## [Short problem]
Extract the text of each entry below exactly, leaving every image behind.

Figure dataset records
<<<<

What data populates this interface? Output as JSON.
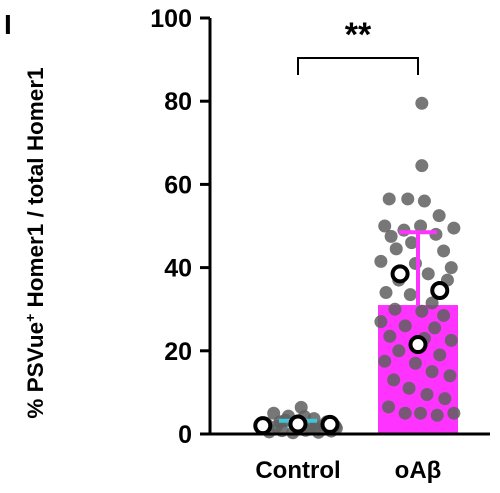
{
  "panel_label": "I",
  "chart_data": {
    "type": "bar",
    "ylabel_prefix": "% PSVue",
    "ylabel_sup": "+",
    "ylabel_suffix": " Homer1 / total Homer1",
    "ylim": [
      0,
      100
    ],
    "yticks": [
      0,
      20,
      40,
      60,
      80,
      100
    ],
    "categories": [
      "Control",
      "oAβ"
    ],
    "bars": [
      {
        "category": "Control",
        "mean": 2.0,
        "sd": 1.2,
        "color": "#40c4d8"
      },
      {
        "category": "oAβ",
        "mean": 31.0,
        "sd": 17.5,
        "color": "#ff33ff"
      }
    ],
    "significance": "**",
    "points": [
      {
        "category": "Control",
        "x": -0.5,
        "y": 2.6
      },
      {
        "category": "Control",
        "x": -0.34,
        "y": 1.8
      },
      {
        "category": "Control",
        "x": -0.2,
        "y": 3.3
      },
      {
        "category": "Control",
        "x": -0.05,
        "y": 2.2
      },
      {
        "category": "Control",
        "x": 0.1,
        "y": 4.2
      },
      {
        "category": "Control",
        "x": 0.28,
        "y": 1.5
      },
      {
        "category": "Control",
        "x": 0.45,
        "y": 2.9
      },
      {
        "category": "Control",
        "x": 0.58,
        "y": 1.9
      },
      {
        "category": "Control",
        "x": -0.45,
        "y": 0.5
      },
      {
        "category": "Control",
        "x": -0.25,
        "y": 0.8
      },
      {
        "category": "Control",
        "x": -0.08,
        "y": 0.3
      },
      {
        "category": "Control",
        "x": 0.12,
        "y": 0.9
      },
      {
        "category": "Control",
        "x": 0.32,
        "y": 0.4
      },
      {
        "category": "Control",
        "x": 0.52,
        "y": 0.7
      },
      {
        "category": "Control",
        "x": -0.38,
        "y": 5.0
      },
      {
        "category": "Control",
        "x": -0.15,
        "y": 4.3
      },
      {
        "category": "Control",
        "x": 0.05,
        "y": 6.4
      },
      {
        "category": "Control",
        "x": 0.25,
        "y": 3.7
      },
      {
        "category": "Control",
        "x": 0.4,
        "y": 2.1
      },
      {
        "category": "Control",
        "x": -0.55,
        "y": 1.2
      },
      {
        "category": "Control",
        "x": 0.6,
        "y": 1.4
      },
      {
        "category": "Control",
        "x": -0.28,
        "y": 2.9
      },
      {
        "category": "Control",
        "x": 0.18,
        "y": 1.6
      },
      {
        "category": "oAβ",
        "x": 0.06,
        "y": 79.5
      },
      {
        "category": "oAβ",
        "x": 0.06,
        "y": 64.5
      },
      {
        "category": "oAβ",
        "x": -0.45,
        "y": 56.5
      },
      {
        "category": "oAβ",
        "x": -0.16,
        "y": 56.5
      },
      {
        "category": "oAβ",
        "x": 0.1,
        "y": 56.0
      },
      {
        "category": "oAβ",
        "x": -0.52,
        "y": 50.0
      },
      {
        "category": "oAβ",
        "x": -0.22,
        "y": 49.0
      },
      {
        "category": "oAβ",
        "x": 0.04,
        "y": 50.0
      },
      {
        "category": "oAβ",
        "x": 0.33,
        "y": 52.5
      },
      {
        "category": "oAβ",
        "x": 0.56,
        "y": 49.5
      },
      {
        "category": "oAβ",
        "x": -0.42,
        "y": 47.5
      },
      {
        "category": "oAβ",
        "x": -0.1,
        "y": 46.0
      },
      {
        "category": "oAβ",
        "x": 0.28,
        "y": 48.0
      },
      {
        "category": "oAβ",
        "x": -0.34,
        "y": 44.5
      },
      {
        "category": "oAβ",
        "x": 0.4,
        "y": 44.0
      },
      {
        "category": "oAβ",
        "x": -0.58,
        "y": 41.5
      },
      {
        "category": "oAβ",
        "x": -0.04,
        "y": 41.0
      },
      {
        "category": "oAβ",
        "x": 0.52,
        "y": 40.0
      },
      {
        "category": "oAβ",
        "x": -0.3,
        "y": 37.0
      },
      {
        "category": "oAβ",
        "x": 0.16,
        "y": 38.5
      },
      {
        "category": "oAβ",
        "x": 0.46,
        "y": 37.0
      },
      {
        "category": "oAβ",
        "x": -0.5,
        "y": 34.0
      },
      {
        "category": "oAβ",
        "x": -0.12,
        "y": 33.5
      },
      {
        "category": "oAβ",
        "x": 0.22,
        "y": 31.5
      },
      {
        "category": "oAβ",
        "x": -0.36,
        "y": 30.0
      },
      {
        "category": "oAβ",
        "x": 0.06,
        "y": 29.5
      },
      {
        "category": "oAβ",
        "x": 0.4,
        "y": 28.5
      },
      {
        "category": "oAβ",
        "x": -0.58,
        "y": 27.0
      },
      {
        "category": "oAβ",
        "x": -0.2,
        "y": 26.0
      },
      {
        "category": "oAβ",
        "x": 0.26,
        "y": 25.5
      },
      {
        "category": "oAβ",
        "x": -0.44,
        "y": 23.5
      },
      {
        "category": "oAβ",
        "x": 0.1,
        "y": 23.0
      },
      {
        "category": "oAβ",
        "x": 0.52,
        "y": 22.5
      },
      {
        "category": "oAβ",
        "x": -0.3,
        "y": 20.0
      },
      {
        "category": "oAβ",
        "x": 0.34,
        "y": 19.0
      },
      {
        "category": "oAβ",
        "x": -0.52,
        "y": 17.5
      },
      {
        "category": "oAβ",
        "x": -0.04,
        "y": 17.0
      },
      {
        "category": "oAβ",
        "x": 0.22,
        "y": 15.0
      },
      {
        "category": "oAβ",
        "x": 0.5,
        "y": 14.0
      },
      {
        "category": "oAβ",
        "x": -0.38,
        "y": 13.0
      },
      {
        "category": "oAβ",
        "x": -0.14,
        "y": 11.0
      },
      {
        "category": "oAβ",
        "x": 0.14,
        "y": 9.5
      },
      {
        "category": "oAβ",
        "x": 0.42,
        "y": 8.5
      },
      {
        "category": "oAβ",
        "x": -0.46,
        "y": 6.5
      },
      {
        "category": "oAβ",
        "x": -0.2,
        "y": 5.0
      },
      {
        "category": "oAβ",
        "x": 0.04,
        "y": 5.0
      },
      {
        "category": "oAβ",
        "x": 0.3,
        "y": 4.5
      },
      {
        "category": "oAβ",
        "x": 0.56,
        "y": 5.0
      }
    ],
    "means": [
      {
        "category": "Control",
        "x": -0.55,
        "y": 2.0
      },
      {
        "category": "Control",
        "x": 0.0,
        "y": 2.4
      },
      {
        "category": "Control",
        "x": 0.5,
        "y": 2.3
      },
      {
        "category": "oAβ",
        "x": -0.28,
        "y": 38.5
      },
      {
        "category": "oAβ",
        "x": 0.34,
        "y": 34.5
      },
      {
        "category": "oAβ",
        "x": 0.0,
        "y": 21.5
      }
    ]
  }
}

>>>>

## [Answer to the problem]
What data populates this interface? Output as JSON.
{
  "panel_label": "I",
  "chart_data": {
    "type": "bar",
    "ylabel_prefix": "% PSVue",
    "ylabel_sup": "+",
    "ylabel_suffix": " Homer1 / total Homer1",
    "ylim": [
      0,
      100
    ],
    "yticks": [
      0,
      20,
      40,
      60,
      80,
      100
    ],
    "categories": [
      "Control",
      "oAβ"
    ],
    "bars": [
      {
        "category": "Control",
        "mean": 2.0,
        "sd": 1.2,
        "color": "#40c4d8"
      },
      {
        "category": "oAβ",
        "mean": 31.0,
        "sd": 17.5,
        "color": "#ff33ff"
      }
    ],
    "significance": "**",
    "points": [
      {
        "category": "Control",
        "x": -0.5,
        "y": 2.6
      },
      {
        "category": "Control",
        "x": -0.34,
        "y": 1.8
      },
      {
        "category": "Control",
        "x": -0.2,
        "y": 3.3
      },
      {
        "category": "Control",
        "x": -0.05,
        "y": 2.2
      },
      {
        "category": "Control",
        "x": 0.1,
        "y": 4.2
      },
      {
        "category": "Control",
        "x": 0.28,
        "y": 1.5
      },
      {
        "category": "Control",
        "x": 0.45,
        "y": 2.9
      },
      {
        "category": "Control",
        "x": 0.58,
        "y": 1.9
      },
      {
        "category": "Control",
        "x": -0.45,
        "y": 0.5
      },
      {
        "category": "Control",
        "x": -0.25,
        "y": 0.8
      },
      {
        "category": "Control",
        "x": -0.08,
        "y": 0.3
      },
      {
        "category": "Control",
        "x": 0.12,
        "y": 0.9
      },
      {
        "category": "Control",
        "x": 0.32,
        "y": 0.4
      },
      {
        "category": "Control",
        "x": 0.52,
        "y": 0.7
      },
      {
        "category": "Control",
        "x": -0.38,
        "y": 5.0
      },
      {
        "category": "Control",
        "x": -0.15,
        "y": 4.3
      },
      {
        "category": "Control",
        "x": 0.05,
        "y": 6.4
      },
      {
        "category": "Control",
        "x": 0.25,
        "y": 3.7
      },
      {
        "category": "Control",
        "x": 0.4,
        "y": 2.1
      },
      {
        "category": "Control",
        "x": -0.55,
        "y": 1.2
      },
      {
        "category": "Control",
        "x": 0.6,
        "y": 1.4
      },
      {
        "category": "Control",
        "x": -0.28,
        "y": 2.9
      },
      {
        "category": "Control",
        "x": 0.18,
        "y": 1.6
      },
      {
        "category": "oAβ",
        "x": 0.06,
        "y": 79.5
      },
      {
        "category": "oAβ",
        "x": 0.06,
        "y": 64.5
      },
      {
        "category": "oAβ",
        "x": -0.45,
        "y": 56.5
      },
      {
        "category": "oAβ",
        "x": -0.16,
        "y": 56.5
      },
      {
        "category": "oAβ",
        "x": 0.1,
        "y": 56.0
      },
      {
        "category": "oAβ",
        "x": -0.52,
        "y": 50.0
      },
      {
        "category": "oAβ",
        "x": -0.22,
        "y": 49.0
      },
      {
        "category": "oAβ",
        "x": 0.04,
        "y": 50.0
      },
      {
        "category": "oAβ",
        "x": 0.33,
        "y": 52.5
      },
      {
        "category": "oAβ",
        "x": 0.56,
        "y": 49.5
      },
      {
        "category": "oAβ",
        "x": -0.42,
        "y": 47.5
      },
      {
        "category": "oAβ",
        "x": -0.1,
        "y": 46.0
      },
      {
        "category": "oAβ",
        "x": 0.28,
        "y": 48.0
      },
      {
        "category": "oAβ",
        "x": -0.34,
        "y": 44.5
      },
      {
        "category": "oAβ",
        "x": 0.4,
        "y": 44.0
      },
      {
        "category": "oAβ",
        "x": -0.58,
        "y": 41.5
      },
      {
        "category": "oAβ",
        "x": -0.04,
        "y": 41.0
      },
      {
        "category": "oAβ",
        "x": 0.52,
        "y": 40.0
      },
      {
        "category": "oAβ",
        "x": -0.3,
        "y": 37.0
      },
      {
        "category": "oAβ",
        "x": 0.16,
        "y": 38.5
      },
      {
        "category": "oAβ",
        "x": 0.46,
        "y": 37.0
      },
      {
        "category": "oAβ",
        "x": -0.5,
        "y": 34.0
      },
      {
        "category": "oAβ",
        "x": -0.12,
        "y": 33.5
      },
      {
        "category": "oAβ",
        "x": 0.22,
        "y": 31.5
      },
      {
        "category": "oAβ",
        "x": -0.36,
        "y": 30.0
      },
      {
        "category": "oAβ",
        "x": 0.06,
        "y": 29.5
      },
      {
        "category": "oAβ",
        "x": 0.4,
        "y": 28.5
      },
      {
        "category": "oAβ",
        "x": -0.58,
        "y": 27.0
      },
      {
        "category": "oAβ",
        "x": -0.2,
        "y": 26.0
      },
      {
        "category": "oAβ",
        "x": 0.26,
        "y": 25.5
      },
      {
        "category": "oAβ",
        "x": -0.44,
        "y": 23.5
      },
      {
        "category": "oAβ",
        "x": 0.1,
        "y": 23.0
      },
      {
        "category": "oAβ",
        "x": 0.52,
        "y": 22.5
      },
      {
        "category": "oAβ",
        "x": -0.3,
        "y": 20.0
      },
      {
        "category": "oAβ",
        "x": 0.34,
        "y": 19.0
      },
      {
        "category": "oAβ",
        "x": -0.52,
        "y": 17.5
      },
      {
        "category": "oAβ",
        "x": -0.04,
        "y": 17.0
      },
      {
        "category": "oAβ",
        "x": 0.22,
        "y": 15.0
      },
      {
        "category": "oAβ",
        "x": 0.5,
        "y": 14.0
      },
      {
        "category": "oAβ",
        "x": -0.38,
        "y": 13.0
      },
      {
        "category": "oAβ",
        "x": -0.14,
        "y": 11.0
      },
      {
        "category": "oAβ",
        "x": 0.14,
        "y": 9.5
      },
      {
        "category": "oAβ",
        "x": 0.42,
        "y": 8.5
      },
      {
        "category": "oAβ",
        "x": -0.46,
        "y": 6.5
      },
      {
        "category": "oAβ",
        "x": -0.2,
        "y": 5.0
      },
      {
        "category": "oAβ",
        "x": 0.04,
        "y": 5.0
      },
      {
        "category": "oAβ",
        "x": 0.3,
        "y": 4.5
      },
      {
        "category": "oAβ",
        "x": 0.56,
        "y": 5.0
      }
    ],
    "means": [
      {
        "category": "Control",
        "x": -0.55,
        "y": 2.0
      },
      {
        "category": "Control",
        "x": 0.0,
        "y": 2.4
      },
      {
        "category": "Control",
        "x": 0.5,
        "y": 2.3
      },
      {
        "category": "oAβ",
        "x": -0.28,
        "y": 38.5
      },
      {
        "category": "oAβ",
        "x": 0.34,
        "y": 34.5
      },
      {
        "category": "oAβ",
        "x": 0.0,
        "y": 21.5
      }
    ]
  }
}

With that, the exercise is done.